• _PROBLEM_
Copy, from the entries below, each line in which the string "PART" appears.

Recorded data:
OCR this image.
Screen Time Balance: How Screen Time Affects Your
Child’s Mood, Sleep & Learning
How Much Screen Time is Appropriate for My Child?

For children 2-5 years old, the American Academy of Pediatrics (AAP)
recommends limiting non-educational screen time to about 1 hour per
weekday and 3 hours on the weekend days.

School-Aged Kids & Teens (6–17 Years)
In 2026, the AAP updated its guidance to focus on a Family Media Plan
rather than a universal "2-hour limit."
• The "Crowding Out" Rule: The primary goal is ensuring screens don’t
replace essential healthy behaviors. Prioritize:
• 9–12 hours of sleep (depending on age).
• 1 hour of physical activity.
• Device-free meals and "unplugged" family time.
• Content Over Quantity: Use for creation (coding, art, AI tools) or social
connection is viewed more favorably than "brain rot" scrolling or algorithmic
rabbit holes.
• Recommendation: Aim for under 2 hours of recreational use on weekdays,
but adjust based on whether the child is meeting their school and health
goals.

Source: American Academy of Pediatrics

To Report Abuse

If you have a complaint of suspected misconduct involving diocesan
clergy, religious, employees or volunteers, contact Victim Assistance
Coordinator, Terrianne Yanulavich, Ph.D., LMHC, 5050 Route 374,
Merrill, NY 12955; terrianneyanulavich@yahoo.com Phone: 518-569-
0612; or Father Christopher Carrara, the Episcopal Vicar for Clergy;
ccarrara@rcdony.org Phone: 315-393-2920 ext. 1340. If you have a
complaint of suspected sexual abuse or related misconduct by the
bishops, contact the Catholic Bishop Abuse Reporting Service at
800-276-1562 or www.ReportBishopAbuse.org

...

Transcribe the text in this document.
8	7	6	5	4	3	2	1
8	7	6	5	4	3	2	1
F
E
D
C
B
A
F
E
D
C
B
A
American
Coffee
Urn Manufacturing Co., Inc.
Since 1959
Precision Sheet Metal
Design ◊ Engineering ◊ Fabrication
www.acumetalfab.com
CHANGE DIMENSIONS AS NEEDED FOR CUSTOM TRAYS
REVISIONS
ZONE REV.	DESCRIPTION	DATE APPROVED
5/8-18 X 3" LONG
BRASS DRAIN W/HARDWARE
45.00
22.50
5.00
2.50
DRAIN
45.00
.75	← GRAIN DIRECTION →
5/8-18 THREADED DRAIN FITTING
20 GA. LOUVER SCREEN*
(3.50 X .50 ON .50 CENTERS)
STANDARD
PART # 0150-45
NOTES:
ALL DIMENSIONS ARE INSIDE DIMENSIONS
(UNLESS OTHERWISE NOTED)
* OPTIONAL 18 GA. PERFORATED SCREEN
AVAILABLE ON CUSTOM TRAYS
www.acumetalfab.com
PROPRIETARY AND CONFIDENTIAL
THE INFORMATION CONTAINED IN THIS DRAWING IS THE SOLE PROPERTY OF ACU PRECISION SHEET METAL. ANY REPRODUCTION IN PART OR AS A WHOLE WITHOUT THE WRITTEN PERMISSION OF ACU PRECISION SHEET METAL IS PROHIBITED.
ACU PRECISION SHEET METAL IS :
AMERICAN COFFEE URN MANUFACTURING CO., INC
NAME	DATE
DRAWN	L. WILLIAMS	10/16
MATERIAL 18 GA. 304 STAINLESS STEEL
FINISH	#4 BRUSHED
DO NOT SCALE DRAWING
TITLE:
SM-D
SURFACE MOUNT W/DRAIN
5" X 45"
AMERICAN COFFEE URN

• _FULL OUTPUT_
PART # 0150-45
THE INFORMATION CONTAINED IN THIS DRAWING IS THE SOLE PROPERTY OF ACU PRECISION SHEET METAL. ANY REPRODUCTION IN PART OR AS A WHOLE WITHOUT THE WRITTEN PERMISSION OF ACU PRECISION SHEET METAL IS PROHIBITED.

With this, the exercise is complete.